DO THIS - Where a line below holds the string "один", copy that line.

RECORDS FOR THE EXERCISE -
----

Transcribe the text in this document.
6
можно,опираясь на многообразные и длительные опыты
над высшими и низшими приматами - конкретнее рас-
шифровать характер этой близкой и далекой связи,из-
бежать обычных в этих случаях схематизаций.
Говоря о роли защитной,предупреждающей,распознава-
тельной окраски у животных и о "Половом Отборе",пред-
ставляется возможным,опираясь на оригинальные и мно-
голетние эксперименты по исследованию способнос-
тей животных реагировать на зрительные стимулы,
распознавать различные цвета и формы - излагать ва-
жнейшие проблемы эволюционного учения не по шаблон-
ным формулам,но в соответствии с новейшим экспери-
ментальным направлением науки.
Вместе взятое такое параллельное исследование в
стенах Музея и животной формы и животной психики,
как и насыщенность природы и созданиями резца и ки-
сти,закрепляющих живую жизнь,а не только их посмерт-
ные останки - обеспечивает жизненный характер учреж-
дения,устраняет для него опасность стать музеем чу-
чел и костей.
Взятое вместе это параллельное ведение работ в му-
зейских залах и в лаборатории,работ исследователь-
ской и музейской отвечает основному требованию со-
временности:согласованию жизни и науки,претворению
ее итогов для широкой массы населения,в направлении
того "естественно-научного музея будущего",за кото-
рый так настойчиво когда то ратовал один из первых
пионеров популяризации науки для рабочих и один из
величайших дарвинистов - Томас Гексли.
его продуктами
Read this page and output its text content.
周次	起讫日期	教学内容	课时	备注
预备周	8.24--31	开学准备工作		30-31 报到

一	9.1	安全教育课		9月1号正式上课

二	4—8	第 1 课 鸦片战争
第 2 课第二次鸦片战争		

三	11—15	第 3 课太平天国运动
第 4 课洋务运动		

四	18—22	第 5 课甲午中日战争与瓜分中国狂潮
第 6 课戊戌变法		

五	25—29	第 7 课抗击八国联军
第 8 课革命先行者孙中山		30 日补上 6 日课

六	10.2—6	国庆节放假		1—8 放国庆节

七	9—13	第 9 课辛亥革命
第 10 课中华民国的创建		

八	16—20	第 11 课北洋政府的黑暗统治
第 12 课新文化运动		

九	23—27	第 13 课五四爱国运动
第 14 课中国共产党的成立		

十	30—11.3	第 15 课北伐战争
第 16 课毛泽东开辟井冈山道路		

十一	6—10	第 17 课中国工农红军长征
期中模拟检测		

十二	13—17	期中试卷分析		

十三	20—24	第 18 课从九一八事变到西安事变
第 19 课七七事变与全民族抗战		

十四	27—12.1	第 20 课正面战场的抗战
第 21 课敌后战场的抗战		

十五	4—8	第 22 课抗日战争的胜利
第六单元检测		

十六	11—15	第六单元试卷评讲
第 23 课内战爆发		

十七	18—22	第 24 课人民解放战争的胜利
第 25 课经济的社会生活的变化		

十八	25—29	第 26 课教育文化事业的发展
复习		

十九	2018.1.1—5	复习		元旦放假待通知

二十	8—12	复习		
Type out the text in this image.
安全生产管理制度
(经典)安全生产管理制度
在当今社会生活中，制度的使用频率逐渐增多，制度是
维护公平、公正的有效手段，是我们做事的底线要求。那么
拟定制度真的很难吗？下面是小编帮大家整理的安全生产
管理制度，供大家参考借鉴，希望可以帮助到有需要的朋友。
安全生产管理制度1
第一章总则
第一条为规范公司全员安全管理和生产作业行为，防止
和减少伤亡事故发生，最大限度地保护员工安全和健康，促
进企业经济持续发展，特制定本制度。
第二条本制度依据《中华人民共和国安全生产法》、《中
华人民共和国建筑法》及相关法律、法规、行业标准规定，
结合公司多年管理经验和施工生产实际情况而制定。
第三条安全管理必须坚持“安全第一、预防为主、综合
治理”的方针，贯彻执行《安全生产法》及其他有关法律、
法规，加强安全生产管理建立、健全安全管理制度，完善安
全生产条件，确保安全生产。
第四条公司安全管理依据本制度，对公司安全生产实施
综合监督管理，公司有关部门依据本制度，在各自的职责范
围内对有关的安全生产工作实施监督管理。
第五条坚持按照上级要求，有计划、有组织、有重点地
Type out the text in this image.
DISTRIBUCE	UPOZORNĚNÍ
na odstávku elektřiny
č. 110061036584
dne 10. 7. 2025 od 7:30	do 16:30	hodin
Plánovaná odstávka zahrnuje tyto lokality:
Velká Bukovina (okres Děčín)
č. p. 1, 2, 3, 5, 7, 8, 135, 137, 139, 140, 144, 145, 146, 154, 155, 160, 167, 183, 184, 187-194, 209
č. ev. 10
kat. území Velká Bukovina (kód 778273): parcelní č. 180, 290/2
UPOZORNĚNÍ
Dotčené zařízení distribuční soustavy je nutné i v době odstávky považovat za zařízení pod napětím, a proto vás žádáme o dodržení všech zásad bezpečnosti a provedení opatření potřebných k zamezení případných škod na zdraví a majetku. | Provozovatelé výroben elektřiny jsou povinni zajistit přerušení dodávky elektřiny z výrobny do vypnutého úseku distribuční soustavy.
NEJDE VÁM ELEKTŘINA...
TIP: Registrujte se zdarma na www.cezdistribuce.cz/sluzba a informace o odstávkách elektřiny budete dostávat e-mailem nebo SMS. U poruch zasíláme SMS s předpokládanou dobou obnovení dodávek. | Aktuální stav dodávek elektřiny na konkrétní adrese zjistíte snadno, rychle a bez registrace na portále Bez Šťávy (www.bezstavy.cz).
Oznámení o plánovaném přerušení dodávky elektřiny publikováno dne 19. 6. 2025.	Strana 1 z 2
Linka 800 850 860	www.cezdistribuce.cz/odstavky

----

FINAL RESULT -
рый так настойчиво когда то ратовал один из первых
пионеров популяризации науки для рабочих и один из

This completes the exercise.